Without the pictures, write out all the lines below exactly as they appear.
——————
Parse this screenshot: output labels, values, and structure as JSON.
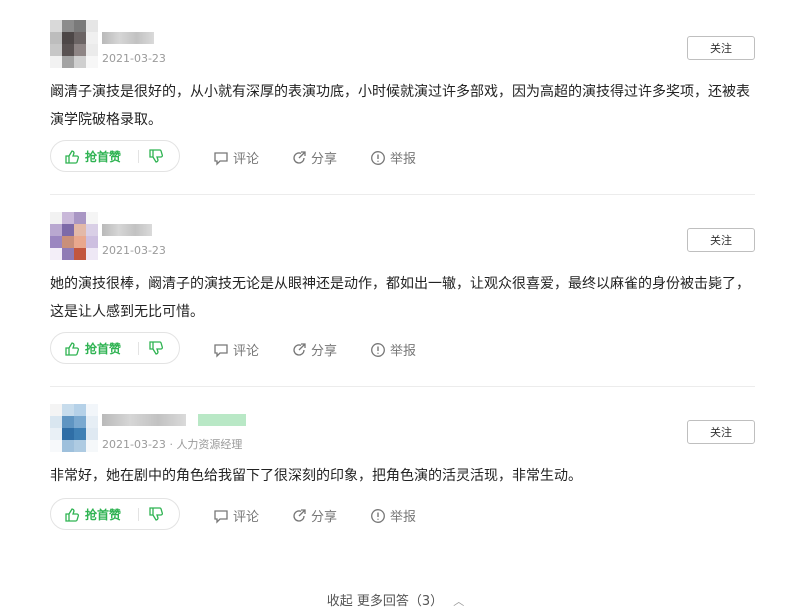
{
  "answers": [
    {
      "date": "2021-03-23",
      "job_title": "",
      "follow_label": "关注",
      "content": "阚清子演技是很好的，从小就有深厚的表演功底，小时候就演过许多部戏，因为高超的演技得过许多奖项，还被表演学院破格录取。",
      "vote_up_label": "抢首赞",
      "comment_label": "评论",
      "share_label": "分享",
      "report_label": "举报",
      "avatar_colors": [
        "#d9d9d9",
        "#8c8c8c",
        "#7a7a7a",
        "#e6e6e6",
        "#bdbdbd",
        "#4d4747",
        "#6b6464",
        "#f0f0f0",
        "#c7c7c7",
        "#595252",
        "#8e8585",
        "#ebebeb",
        "#f2f2f2",
        "#a3a3a3",
        "#cfcfcf",
        "#f7f7f7"
      ]
    },
    {
      "date": "2021-03-23",
      "job_title": "",
      "follow_label": "关注",
      "content": "她的演技很棒，阚清子的演技无论是从眼神还是动作，都如出一辙，让观众很喜爱，最终以麻雀的身份被击毙了，这是让人感到无比可惜。",
      "vote_up_label": "抢首赞",
      "comment_label": "评论",
      "share_label": "分享",
      "report_label": "举报",
      "avatar_colors": [
        "#f2f2f2",
        "#c9b8d9",
        "#a996c4",
        "#f5f5f5",
        "#b9a8d0",
        "#7d6aa8",
        "#e3b9a8",
        "#d9cfe6",
        "#9b86c0",
        "#c98f7a",
        "#e9a88e",
        "#cdbfe0",
        "#f3eef8",
        "#8f7bb5",
        "#c2563f",
        "#eee8f5"
      ]
    },
    {
      "date": "2021-03-23",
      "job_title": "人力资源经理",
      "follow_label": "关注",
      "content": "非常好，她在剧中的角色给我留下了很深刻的印象，把角色演的活灵活现，非常生动。",
      "vote_up_label": "抢首赞",
      "comment_label": "评论",
      "share_label": "分享",
      "report_label": "举报",
      "avatar_colors": [
        "#f4f4f4",
        "#c7dcec",
        "#b5d1e8",
        "#f2f6fa",
        "#d9e6f0",
        "#5f95c2",
        "#7aa9d0",
        "#e6eef5",
        "#e9f0f6",
        "#2f6ea6",
        "#3e7fb4",
        "#dfe9f2",
        "#f7f9fb",
        "#9ec0dc",
        "#aecbe2",
        "#f5f8fa"
      ]
    }
  ],
  "footer": {
    "label": "收起 更多回答（3）",
    "chevron": "chevron-up-icon"
  },
  "colors": {
    "accent_green": "#2fb352",
    "muted_text": "#777777",
    "divider": "#ececec"
  }
}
——————
= REPLY TO THE EXERCISE =
Parse this screenshot: output labels, values, and structure as JSON.
{
  "answers": [
    {
      "date": "2021-03-23",
      "job_title": "",
      "follow_label": "关注",
      "content": "阚清子演技是很好的，从小就有深厚的表演功底，小时候就演过许多部戏，因为高超的演技得过许多奖项，还被表演学院破格录取。",
      "vote_up_label": "抢首赞",
      "comment_label": "评论",
      "share_label": "分享",
      "report_label": "举报",
      "avatar_colors": [
        "#d9d9d9",
        "#8c8c8c",
        "#7a7a7a",
        "#e6e6e6",
        "#bdbdbd",
        "#4d4747",
        "#6b6464",
        "#f0f0f0",
        "#c7c7c7",
        "#595252",
        "#8e8585",
        "#ebebeb",
        "#f2f2f2",
        "#a3a3a3",
        "#cfcfcf",
        "#f7f7f7"
      ]
    },
    {
      "date": "2021-03-23",
      "job_title": "",
      "follow_label": "关注",
      "content": "她的演技很棒，阚清子的演技无论是从眼神还是动作，都如出一辙，让观众很喜爱，最终以麻雀的身份被击毙了，这是让人感到无比可惜。",
      "vote_up_label": "抢首赞",
      "comment_label": "评论",
      "share_label": "分享",
      "report_label": "举报",
      "avatar_colors": [
        "#f2f2f2",
        "#c9b8d9",
        "#a996c4",
        "#f5f5f5",
        "#b9a8d0",
        "#7d6aa8",
        "#e3b9a8",
        "#d9cfe6",
        "#9b86c0",
        "#c98f7a",
        "#e9a88e",
        "#cdbfe0",
        "#f3eef8",
        "#8f7bb5",
        "#c2563f",
        "#eee8f5"
      ]
    },
    {
      "date": "2021-03-23",
      "job_title": "人力资源经理",
      "follow_label": "关注",
      "content": "非常好，她在剧中的角色给我留下了很深刻的印象，把角色演的活灵活现，非常生动。",
      "vote_up_label": "抢首赞",
      "comment_label": "评论",
      "share_label": "分享",
      "report_label": "举报",
      "avatar_colors": [
        "#f4f4f4",
        "#c7dcec",
        "#b5d1e8",
        "#f2f6fa",
        "#d9e6f0",
        "#5f95c2",
        "#7aa9d0",
        "#e6eef5",
        "#e9f0f6",
        "#2f6ea6",
        "#3e7fb4",
        "#dfe9f2",
        "#f7f9fb",
        "#9ec0dc",
        "#aecbe2",
        "#f5f8fa"
      ]
    }
  ],
  "footer": {
    "label": "收起 更多回答（3）",
    "chevron": "chevron-up-icon"
  },
  "colors": {
    "accent_green": "#2fb352",
    "muted_text": "#777777",
    "divider": "#ececec"
  }
}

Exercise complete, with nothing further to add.